[Element position data]
▼▼▼

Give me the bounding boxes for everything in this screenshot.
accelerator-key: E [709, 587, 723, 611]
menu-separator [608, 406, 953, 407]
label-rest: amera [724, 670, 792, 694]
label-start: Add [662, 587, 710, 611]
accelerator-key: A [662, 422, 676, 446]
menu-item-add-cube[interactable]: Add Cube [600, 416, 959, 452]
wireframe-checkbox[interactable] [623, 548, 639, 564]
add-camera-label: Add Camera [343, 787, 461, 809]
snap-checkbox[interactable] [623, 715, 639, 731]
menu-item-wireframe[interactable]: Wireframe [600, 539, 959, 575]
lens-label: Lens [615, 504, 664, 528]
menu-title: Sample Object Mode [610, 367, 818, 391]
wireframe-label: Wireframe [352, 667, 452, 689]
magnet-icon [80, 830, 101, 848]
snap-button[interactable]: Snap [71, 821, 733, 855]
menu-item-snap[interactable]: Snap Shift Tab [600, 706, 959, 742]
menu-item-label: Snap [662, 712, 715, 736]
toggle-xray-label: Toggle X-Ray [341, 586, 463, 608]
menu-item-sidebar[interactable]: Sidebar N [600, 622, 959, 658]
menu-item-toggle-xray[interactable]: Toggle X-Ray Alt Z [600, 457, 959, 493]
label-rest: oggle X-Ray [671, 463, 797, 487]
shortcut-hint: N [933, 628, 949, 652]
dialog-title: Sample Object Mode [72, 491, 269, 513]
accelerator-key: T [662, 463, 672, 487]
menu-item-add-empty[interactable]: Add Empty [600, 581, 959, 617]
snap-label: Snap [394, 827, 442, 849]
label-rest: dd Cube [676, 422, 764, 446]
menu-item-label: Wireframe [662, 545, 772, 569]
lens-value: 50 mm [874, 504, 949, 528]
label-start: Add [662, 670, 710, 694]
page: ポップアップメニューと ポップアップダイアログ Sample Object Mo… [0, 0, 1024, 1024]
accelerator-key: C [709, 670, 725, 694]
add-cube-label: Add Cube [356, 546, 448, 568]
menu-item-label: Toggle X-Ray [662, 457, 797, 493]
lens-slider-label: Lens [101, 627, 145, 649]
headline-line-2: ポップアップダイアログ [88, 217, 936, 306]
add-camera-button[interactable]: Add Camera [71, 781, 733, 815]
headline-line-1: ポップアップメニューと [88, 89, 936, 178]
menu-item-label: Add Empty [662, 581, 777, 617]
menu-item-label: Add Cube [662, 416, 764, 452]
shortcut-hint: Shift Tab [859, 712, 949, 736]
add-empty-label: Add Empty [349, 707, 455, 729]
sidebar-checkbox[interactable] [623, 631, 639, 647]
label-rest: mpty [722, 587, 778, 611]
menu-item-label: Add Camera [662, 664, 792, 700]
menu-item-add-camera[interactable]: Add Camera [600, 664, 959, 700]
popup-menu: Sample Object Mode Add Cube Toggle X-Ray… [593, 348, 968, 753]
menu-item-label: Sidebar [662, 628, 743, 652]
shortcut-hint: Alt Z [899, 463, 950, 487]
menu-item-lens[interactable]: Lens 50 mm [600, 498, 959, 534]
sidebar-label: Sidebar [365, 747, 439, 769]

▲▲▲

▸ EXERCISE BRIEF
Can you repeat every line of the listing above without any changes?

▸ ANSWER
Give me the bounding boxes for everything in this screenshot.
accelerator-key: E [709, 587, 723, 611]
menu-separator [608, 406, 953, 407]
label-rest: amera [724, 670, 792, 694]
label-start: Add [662, 587, 710, 611]
accelerator-key: A [662, 422, 676, 446]
menu-item-add-cube[interactable]: Add Cube [600, 416, 959, 452]
wireframe-checkbox[interactable] [623, 548, 639, 564]
add-camera-label: Add Camera [343, 787, 461, 809]
snap-checkbox[interactable] [623, 715, 639, 731]
menu-item-wireframe[interactable]: Wireframe [600, 539, 959, 575]
lens-label: Lens [615, 504, 664, 528]
menu-title: Sample Object Mode [610, 367, 818, 391]
wireframe-label: Wireframe [352, 667, 452, 689]
magnet-icon [80, 830, 101, 848]
snap-button[interactable]: Snap [71, 821, 733, 855]
menu-item-snap[interactable]: Snap Shift Tab [600, 706, 959, 742]
menu-item-label: Snap [662, 712, 715, 736]
toggle-xray-label: Toggle X-Ray [341, 586, 463, 608]
menu-item-sidebar[interactable]: Sidebar N [600, 622, 959, 658]
menu-item-toggle-xray[interactable]: Toggle X-Ray Alt Z [600, 457, 959, 493]
label-rest: oggle X-Ray [671, 463, 797, 487]
shortcut-hint: N [933, 628, 949, 652]
dialog-title: Sample Object Mode [72, 491, 269, 513]
accelerator-key: T [662, 463, 672, 487]
menu-item-add-empty[interactable]: Add Empty [600, 581, 959, 617]
snap-label: Snap [394, 827, 442, 849]
label-rest: dd Cube [676, 422, 764, 446]
menu-item-label: Wireframe [662, 545, 772, 569]
lens-value: 50 mm [874, 504, 949, 528]
label-start: Add [662, 670, 710, 694]
page: ポップアップメニューと ポップアップダイアログ Sample Object Mo… [0, 0, 1024, 1024]
accelerator-key: C [709, 670, 725, 694]
add-cube-label: Add Cube [356, 546, 448, 568]
menu-item-label: Toggle X-Ray [662, 457, 797, 493]
lens-slider-label: Lens [101, 627, 145, 649]
headline-line-2: ポップアップダイアログ [88, 217, 936, 306]
add-camera-button[interactable]: Add Camera [71, 781, 733, 815]
headline-line-1: ポップアップメニューと [88, 89, 936, 178]
menu-item-label: Add Empty [662, 581, 777, 617]
menu-item-label: Add Cube [662, 416, 764, 452]
shortcut-hint: Shift Tab [859, 712, 949, 736]
add-empty-label: Add Empty [349, 707, 455, 729]
sidebar-checkbox[interactable] [623, 631, 639, 647]
label-rest: mpty [722, 587, 778, 611]
menu-item-label: Add Camera [662, 664, 792, 700]
menu-item-add-camera[interactable]: Add Camera [600, 664, 959, 700]
popup-menu: Sample Object Mode Add Cube Toggle X-Ray… [593, 348, 968, 753]
menu-item-label: Sidebar [662, 628, 743, 652]
shortcut-hint: Alt Z [899, 463, 950, 487]
menu-item-lens[interactable]: Lens 50 mm [600, 498, 959, 534]
sidebar-label: Sidebar [365, 747, 439, 769]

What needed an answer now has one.